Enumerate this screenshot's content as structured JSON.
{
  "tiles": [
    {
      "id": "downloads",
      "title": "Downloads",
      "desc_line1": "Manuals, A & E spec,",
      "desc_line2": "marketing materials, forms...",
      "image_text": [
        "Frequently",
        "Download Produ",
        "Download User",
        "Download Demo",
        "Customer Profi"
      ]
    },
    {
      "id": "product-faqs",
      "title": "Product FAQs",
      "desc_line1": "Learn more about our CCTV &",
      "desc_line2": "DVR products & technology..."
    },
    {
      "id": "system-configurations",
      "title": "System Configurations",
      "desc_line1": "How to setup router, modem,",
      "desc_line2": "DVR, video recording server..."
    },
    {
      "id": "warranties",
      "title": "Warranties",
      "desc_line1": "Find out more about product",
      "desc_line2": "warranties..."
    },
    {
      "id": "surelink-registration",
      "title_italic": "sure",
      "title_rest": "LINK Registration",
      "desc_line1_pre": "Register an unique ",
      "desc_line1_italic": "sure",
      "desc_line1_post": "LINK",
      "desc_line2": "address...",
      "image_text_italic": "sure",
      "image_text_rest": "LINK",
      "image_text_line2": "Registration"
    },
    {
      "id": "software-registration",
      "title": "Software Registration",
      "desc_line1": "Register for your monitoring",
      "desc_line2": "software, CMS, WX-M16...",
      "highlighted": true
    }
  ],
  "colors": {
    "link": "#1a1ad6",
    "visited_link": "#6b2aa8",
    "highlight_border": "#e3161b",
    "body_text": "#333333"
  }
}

--*--

WRITTEN EXERCISE
Each line of the material should be echoed exactly.

FULL ANSWER
Enumerate this screenshot's content as structured JSON.
{
  "tiles": [
    {
      "id": "downloads",
      "title": "Downloads",
      "desc_line1": "Manuals, A & E spec,",
      "desc_line2": "marketing materials, forms...",
      "image_text": [
        "Frequently",
        "Download Produ",
        "Download User",
        "Download Demo",
        "Customer Profi"
      ]
    },
    {
      "id": "product-faqs",
      "title": "Product FAQs",
      "desc_line1": "Learn more about our CCTV &",
      "desc_line2": "DVR products & technology..."
    },
    {
      "id": "system-configurations",
      "title": "System Configurations",
      "desc_line1": "How to setup router, modem,",
      "desc_line2": "DVR, video recording server..."
    },
    {
      "id": "warranties",
      "title": "Warranties",
      "desc_line1": "Find out more about product",
      "desc_line2": "warranties..."
    },
    {
      "id": "surelink-registration",
      "title_italic": "sure",
      "title_rest": "LINK Registration",
      "desc_line1_pre": "Register an unique ",
      "desc_line1_italic": "sure",
      "desc_line1_post": "LINK",
      "desc_line2": "address...",
      "image_text_italic": "sure",
      "image_text_rest": "LINK",
      "image_text_line2": "Registration"
    },
    {
      "id": "software-registration",
      "title": "Software Registration",
      "desc_line1": "Register for your monitoring",
      "desc_line2": "software, CMS, WX-M16...",
      "highlighted": true
    }
  ],
  "colors": {
    "link": "#1a1ad6",
    "visited_link": "#6b2aa8",
    "highlight_border": "#e3161b",
    "body_text": "#333333"
  }
}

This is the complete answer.